··· DATA SECTION

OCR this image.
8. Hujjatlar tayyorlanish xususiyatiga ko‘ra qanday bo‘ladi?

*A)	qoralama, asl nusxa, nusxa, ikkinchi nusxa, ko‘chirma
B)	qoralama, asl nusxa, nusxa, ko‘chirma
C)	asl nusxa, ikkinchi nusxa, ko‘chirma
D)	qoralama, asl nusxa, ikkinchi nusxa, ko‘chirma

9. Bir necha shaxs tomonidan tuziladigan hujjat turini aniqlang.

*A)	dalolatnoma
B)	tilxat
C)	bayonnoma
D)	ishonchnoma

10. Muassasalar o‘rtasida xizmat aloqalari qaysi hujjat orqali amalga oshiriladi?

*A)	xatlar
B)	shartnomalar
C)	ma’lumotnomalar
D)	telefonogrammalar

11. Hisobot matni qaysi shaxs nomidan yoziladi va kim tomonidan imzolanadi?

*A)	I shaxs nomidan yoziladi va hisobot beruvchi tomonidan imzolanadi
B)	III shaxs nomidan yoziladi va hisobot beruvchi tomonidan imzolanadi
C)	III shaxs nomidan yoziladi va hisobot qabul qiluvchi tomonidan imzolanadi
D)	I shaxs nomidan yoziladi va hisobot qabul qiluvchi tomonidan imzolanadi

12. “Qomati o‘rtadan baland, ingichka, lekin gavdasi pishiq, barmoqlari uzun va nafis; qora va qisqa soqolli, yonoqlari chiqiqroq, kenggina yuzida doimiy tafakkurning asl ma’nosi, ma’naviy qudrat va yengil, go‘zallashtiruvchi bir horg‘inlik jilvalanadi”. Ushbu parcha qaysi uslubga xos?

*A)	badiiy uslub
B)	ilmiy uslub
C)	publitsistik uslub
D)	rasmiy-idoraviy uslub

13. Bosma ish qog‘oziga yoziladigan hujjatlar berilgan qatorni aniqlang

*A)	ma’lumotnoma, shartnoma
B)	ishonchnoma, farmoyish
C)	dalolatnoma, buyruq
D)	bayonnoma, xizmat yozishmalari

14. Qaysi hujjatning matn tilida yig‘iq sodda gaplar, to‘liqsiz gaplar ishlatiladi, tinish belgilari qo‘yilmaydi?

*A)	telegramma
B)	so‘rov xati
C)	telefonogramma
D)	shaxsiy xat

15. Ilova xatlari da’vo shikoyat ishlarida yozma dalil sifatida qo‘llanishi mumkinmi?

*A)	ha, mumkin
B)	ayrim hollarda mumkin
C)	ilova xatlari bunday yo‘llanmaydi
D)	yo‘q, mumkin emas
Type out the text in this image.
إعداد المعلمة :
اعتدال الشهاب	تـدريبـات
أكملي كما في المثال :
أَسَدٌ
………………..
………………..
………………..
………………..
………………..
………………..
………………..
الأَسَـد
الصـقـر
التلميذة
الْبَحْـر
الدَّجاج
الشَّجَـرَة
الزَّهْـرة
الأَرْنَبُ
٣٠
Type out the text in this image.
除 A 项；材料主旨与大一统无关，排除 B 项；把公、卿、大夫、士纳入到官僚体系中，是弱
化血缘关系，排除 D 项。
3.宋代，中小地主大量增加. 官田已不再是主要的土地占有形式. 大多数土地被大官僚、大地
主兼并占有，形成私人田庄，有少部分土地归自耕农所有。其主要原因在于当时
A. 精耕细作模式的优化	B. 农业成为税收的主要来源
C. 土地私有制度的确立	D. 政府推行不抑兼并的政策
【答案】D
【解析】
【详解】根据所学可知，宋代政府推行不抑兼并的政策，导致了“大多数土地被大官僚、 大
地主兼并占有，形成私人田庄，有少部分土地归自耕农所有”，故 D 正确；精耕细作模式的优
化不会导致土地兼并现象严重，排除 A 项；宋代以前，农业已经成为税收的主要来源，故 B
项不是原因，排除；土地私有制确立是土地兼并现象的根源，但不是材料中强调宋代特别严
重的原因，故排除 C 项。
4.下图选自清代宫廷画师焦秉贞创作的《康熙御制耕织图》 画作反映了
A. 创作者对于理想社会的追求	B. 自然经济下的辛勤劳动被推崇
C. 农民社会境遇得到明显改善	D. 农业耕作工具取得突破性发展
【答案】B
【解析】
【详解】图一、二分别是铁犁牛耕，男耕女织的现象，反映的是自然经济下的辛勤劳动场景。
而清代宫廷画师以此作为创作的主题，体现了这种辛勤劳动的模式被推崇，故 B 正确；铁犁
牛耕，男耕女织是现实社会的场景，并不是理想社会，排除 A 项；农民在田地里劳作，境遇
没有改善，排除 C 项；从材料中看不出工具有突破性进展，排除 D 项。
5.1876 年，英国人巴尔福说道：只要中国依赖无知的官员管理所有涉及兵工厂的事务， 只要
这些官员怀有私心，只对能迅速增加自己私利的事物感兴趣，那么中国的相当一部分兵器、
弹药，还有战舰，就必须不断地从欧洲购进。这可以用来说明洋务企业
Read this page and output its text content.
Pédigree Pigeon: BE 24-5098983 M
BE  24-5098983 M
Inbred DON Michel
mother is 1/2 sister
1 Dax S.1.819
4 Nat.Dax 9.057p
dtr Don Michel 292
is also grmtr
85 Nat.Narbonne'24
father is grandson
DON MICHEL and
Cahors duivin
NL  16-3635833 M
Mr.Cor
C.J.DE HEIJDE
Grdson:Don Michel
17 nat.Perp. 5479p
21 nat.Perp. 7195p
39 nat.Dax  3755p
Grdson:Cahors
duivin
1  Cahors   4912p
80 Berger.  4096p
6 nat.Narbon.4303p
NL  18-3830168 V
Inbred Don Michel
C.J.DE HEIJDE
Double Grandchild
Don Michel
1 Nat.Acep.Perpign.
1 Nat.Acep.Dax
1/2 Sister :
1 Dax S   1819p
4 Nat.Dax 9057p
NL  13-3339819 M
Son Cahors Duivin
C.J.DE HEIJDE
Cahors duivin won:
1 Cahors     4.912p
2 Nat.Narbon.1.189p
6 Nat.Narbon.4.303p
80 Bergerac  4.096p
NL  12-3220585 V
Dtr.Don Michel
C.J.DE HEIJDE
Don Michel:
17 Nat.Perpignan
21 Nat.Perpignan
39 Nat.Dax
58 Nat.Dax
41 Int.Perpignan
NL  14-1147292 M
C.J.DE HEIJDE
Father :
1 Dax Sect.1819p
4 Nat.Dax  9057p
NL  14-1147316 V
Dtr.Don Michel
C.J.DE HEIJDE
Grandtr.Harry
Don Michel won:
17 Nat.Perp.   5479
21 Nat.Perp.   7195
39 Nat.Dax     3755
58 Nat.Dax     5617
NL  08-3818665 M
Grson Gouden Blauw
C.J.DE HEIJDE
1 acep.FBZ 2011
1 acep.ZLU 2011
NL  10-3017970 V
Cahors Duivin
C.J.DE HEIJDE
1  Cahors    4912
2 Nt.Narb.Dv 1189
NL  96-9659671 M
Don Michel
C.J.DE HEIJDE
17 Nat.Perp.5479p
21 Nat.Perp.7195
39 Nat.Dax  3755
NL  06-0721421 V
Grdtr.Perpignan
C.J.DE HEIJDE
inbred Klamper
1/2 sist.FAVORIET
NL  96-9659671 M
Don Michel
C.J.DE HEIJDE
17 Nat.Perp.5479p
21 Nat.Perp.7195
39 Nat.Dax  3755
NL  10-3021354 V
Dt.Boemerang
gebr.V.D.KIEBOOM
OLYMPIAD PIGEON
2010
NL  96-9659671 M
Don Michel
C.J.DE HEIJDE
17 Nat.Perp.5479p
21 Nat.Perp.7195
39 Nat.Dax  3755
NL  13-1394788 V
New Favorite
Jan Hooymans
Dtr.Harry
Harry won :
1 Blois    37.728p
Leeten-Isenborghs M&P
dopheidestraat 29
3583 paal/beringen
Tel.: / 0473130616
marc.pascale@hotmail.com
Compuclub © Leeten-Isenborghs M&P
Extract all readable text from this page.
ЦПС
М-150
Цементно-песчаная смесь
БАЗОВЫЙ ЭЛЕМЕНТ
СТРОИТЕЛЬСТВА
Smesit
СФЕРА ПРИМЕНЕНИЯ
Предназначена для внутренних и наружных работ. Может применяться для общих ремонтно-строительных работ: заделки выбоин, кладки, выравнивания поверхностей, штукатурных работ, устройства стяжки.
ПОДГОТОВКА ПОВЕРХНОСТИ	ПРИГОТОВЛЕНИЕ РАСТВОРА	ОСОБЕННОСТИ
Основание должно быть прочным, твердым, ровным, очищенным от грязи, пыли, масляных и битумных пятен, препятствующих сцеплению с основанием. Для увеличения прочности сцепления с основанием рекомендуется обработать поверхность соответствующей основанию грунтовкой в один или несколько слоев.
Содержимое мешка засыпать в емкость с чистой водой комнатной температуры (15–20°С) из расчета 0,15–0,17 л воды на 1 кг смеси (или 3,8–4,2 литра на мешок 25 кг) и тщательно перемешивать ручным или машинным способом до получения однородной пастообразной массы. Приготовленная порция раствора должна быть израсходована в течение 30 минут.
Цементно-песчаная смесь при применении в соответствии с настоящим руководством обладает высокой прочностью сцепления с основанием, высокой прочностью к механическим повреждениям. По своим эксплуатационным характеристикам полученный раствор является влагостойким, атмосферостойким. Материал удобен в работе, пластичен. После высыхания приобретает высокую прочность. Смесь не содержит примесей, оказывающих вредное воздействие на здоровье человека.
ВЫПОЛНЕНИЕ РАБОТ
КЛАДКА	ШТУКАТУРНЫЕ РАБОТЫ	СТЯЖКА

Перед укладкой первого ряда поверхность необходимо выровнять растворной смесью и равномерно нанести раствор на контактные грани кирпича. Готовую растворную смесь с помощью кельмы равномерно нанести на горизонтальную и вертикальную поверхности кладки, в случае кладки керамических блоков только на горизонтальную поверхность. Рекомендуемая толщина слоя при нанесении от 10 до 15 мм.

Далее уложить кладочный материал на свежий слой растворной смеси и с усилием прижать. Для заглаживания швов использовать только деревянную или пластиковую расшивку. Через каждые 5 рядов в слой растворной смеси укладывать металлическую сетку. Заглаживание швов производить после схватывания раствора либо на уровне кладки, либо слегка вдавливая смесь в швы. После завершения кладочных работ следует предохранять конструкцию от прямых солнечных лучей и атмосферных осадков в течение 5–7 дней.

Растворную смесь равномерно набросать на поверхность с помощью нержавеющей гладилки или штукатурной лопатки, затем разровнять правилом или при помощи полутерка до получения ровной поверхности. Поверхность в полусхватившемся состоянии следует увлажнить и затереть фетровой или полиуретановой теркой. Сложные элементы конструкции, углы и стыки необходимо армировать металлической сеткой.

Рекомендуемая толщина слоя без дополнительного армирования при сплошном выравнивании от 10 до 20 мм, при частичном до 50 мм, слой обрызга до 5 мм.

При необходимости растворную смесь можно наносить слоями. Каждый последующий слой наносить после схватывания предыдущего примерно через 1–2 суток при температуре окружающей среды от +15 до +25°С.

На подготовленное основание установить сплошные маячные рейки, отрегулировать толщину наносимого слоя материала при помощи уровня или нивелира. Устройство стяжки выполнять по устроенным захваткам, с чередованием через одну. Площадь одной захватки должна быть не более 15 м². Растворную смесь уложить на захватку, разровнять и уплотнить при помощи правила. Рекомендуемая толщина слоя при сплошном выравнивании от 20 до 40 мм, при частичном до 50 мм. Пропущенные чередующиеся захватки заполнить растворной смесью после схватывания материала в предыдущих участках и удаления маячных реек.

······

WHAT TO WORK ON ▸ Your task is to gather all lines from the entries above that hold the word "Leeten".

OUTPUT FOR THIS EXERCISE ▸
Leeten-Isenborghs M&P
Compuclub © Leeten-Isenborghs M&P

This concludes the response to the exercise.